▶ **THE REQUEST**:
Copy the stretch of the Outlander test drive from "No doubt that" through "the three amigos.", renaming "three amigos" to "three rivals".

** Begin SELECTED TEXT **

2017 Mitsubishi Outlander ES AWC

Test Drive: 2017 Mitsubishi Outlander ES AWC

It’s probably fair to say that Mitsubishi’s Outlander isn’t the first, or even third of fourth, nameplate to roll off your tongue when considering new wheels despite its hard-earned place at the SUV/crossover table.

No doubt that Toyota’s RAV4, Honda’s CR-V, and Nissan’s Rogue come collectively to mind ahead of the Outlander, unjust as that may be despite the protection of a warranty greatly superior to those offered by the three amigos.

Mitsubishi is so confident in the reliability of their products that they back the Outlander with a five-year 100,000 km new vehicle warranty and a 10 year 160,000 km powertrain warranty, not to mention five years of unlimited km roadside assistance. That’s impressive, especially for a family hauler that starts around $27,000, and frankly better coverage than a Lexus at $72,000.

The Outlander went through a major redesign for 2016, and is largely unchanged for 2017 other than the availability of Apple CarPlay, Android Auto, Multi-View camera, and automatic high-beams. Rollout of the much anticipated 2017 Outlander PHEV (plug-in hybrid EV) has been delayed once again, and is now expected for North America next summer.

My tester was the ES version of Mitsubishi’s mid-size SUV, equipped with AWC (All-Wheel Control), which is an all-wheel-drive system that allows one to select between 4WD ECO, 4WD AUTO, and 4WD LOCK; difference being an increasing degree to which power is directed to the rear wheels – and presumably the more fuel spent doing so.

** End SELECTED TEXT **
** Begin RECORD SET **

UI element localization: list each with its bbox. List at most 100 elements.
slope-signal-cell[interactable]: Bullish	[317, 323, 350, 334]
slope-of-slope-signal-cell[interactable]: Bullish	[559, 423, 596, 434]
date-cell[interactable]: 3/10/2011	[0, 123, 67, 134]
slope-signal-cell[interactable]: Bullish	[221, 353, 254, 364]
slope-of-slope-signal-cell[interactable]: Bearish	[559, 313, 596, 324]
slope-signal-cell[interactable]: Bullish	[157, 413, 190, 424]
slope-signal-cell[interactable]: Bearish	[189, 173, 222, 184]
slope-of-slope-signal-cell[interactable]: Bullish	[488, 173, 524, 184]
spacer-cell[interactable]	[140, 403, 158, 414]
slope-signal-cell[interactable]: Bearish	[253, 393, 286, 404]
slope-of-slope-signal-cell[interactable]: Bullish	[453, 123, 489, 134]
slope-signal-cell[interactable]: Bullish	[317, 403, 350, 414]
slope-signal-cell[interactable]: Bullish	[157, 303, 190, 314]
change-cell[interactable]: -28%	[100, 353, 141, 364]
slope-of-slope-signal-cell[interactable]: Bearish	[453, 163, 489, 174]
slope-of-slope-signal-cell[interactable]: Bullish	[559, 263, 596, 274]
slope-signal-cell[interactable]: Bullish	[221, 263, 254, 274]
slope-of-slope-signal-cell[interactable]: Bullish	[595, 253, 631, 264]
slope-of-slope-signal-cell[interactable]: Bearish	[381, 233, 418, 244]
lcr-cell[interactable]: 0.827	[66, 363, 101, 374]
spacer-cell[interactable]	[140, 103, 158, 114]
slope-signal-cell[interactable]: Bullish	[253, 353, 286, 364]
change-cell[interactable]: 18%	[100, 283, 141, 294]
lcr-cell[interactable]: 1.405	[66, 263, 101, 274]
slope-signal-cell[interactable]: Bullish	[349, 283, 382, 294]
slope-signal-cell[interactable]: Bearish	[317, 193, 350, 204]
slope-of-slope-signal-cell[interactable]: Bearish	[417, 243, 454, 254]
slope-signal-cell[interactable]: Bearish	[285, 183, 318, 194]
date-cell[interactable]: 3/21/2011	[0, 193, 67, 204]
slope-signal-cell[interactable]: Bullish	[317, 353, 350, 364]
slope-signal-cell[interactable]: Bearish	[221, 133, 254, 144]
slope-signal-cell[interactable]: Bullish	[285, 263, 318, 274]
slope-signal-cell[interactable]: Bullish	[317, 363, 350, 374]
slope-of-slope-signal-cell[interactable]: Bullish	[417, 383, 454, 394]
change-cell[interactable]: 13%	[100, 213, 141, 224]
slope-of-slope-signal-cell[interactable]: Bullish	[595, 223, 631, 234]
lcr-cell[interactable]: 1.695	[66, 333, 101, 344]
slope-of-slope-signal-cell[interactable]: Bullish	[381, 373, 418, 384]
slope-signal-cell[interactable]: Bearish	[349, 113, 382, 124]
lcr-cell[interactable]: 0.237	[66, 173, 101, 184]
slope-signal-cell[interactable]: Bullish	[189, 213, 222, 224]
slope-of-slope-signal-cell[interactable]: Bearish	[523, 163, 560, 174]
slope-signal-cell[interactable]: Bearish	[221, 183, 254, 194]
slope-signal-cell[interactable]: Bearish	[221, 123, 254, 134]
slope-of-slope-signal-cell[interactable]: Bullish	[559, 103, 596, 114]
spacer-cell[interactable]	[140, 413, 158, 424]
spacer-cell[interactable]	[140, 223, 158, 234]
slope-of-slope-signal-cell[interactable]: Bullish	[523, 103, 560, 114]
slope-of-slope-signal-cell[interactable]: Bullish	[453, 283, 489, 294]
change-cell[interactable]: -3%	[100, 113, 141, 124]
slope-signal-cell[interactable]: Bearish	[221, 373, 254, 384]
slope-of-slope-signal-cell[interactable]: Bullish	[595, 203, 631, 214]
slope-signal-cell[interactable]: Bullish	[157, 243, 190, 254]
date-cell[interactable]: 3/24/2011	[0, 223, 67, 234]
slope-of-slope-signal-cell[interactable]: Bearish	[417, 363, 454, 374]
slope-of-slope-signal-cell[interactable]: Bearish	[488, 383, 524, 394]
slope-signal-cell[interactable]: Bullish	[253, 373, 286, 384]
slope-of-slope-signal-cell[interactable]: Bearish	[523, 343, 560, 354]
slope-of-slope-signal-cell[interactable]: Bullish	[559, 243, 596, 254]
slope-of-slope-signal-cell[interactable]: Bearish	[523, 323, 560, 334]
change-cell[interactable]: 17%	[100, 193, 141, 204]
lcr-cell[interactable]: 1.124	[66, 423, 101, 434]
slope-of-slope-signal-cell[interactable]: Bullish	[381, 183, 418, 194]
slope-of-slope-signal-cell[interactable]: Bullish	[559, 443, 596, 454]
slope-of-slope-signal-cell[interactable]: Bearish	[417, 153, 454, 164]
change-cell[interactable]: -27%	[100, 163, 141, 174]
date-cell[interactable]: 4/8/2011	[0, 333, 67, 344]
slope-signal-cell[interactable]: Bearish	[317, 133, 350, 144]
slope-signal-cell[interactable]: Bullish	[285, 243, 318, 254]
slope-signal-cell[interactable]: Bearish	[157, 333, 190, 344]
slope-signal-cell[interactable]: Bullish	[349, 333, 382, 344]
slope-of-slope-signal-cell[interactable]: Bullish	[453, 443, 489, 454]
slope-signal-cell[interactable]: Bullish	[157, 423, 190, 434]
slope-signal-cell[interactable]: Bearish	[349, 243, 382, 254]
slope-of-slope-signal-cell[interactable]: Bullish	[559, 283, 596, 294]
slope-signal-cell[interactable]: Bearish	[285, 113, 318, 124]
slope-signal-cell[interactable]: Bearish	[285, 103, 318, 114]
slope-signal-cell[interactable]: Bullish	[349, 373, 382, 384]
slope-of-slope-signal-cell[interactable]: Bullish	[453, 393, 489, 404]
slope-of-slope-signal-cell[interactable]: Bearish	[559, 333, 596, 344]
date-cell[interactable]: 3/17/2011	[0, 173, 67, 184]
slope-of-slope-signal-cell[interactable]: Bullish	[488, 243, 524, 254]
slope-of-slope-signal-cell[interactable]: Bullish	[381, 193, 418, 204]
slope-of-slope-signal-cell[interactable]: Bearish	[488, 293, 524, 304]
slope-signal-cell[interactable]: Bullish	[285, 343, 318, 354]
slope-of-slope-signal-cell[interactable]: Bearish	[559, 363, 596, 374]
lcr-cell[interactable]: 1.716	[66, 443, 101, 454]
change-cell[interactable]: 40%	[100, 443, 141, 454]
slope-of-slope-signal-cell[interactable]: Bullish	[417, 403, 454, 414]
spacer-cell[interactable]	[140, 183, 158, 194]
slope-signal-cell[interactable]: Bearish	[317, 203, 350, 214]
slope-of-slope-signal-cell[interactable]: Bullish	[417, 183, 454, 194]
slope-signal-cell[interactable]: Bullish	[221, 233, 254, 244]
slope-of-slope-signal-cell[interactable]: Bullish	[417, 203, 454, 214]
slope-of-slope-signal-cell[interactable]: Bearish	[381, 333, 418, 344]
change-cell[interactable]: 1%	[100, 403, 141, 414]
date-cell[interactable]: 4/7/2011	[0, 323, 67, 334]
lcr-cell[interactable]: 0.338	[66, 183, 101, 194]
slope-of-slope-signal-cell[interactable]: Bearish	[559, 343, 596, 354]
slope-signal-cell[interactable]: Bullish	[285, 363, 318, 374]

** End RECORD SET **

▶ **EXERCISE RESPONSE**:
No doubt that Toyota’s RAV4, Honda’s CR-V, and Nissan’s Rogue come collectively to mind ahead of the Outlander, unjust as that may be despite the protection of a warranty greatly superior to those offered by the three rivals.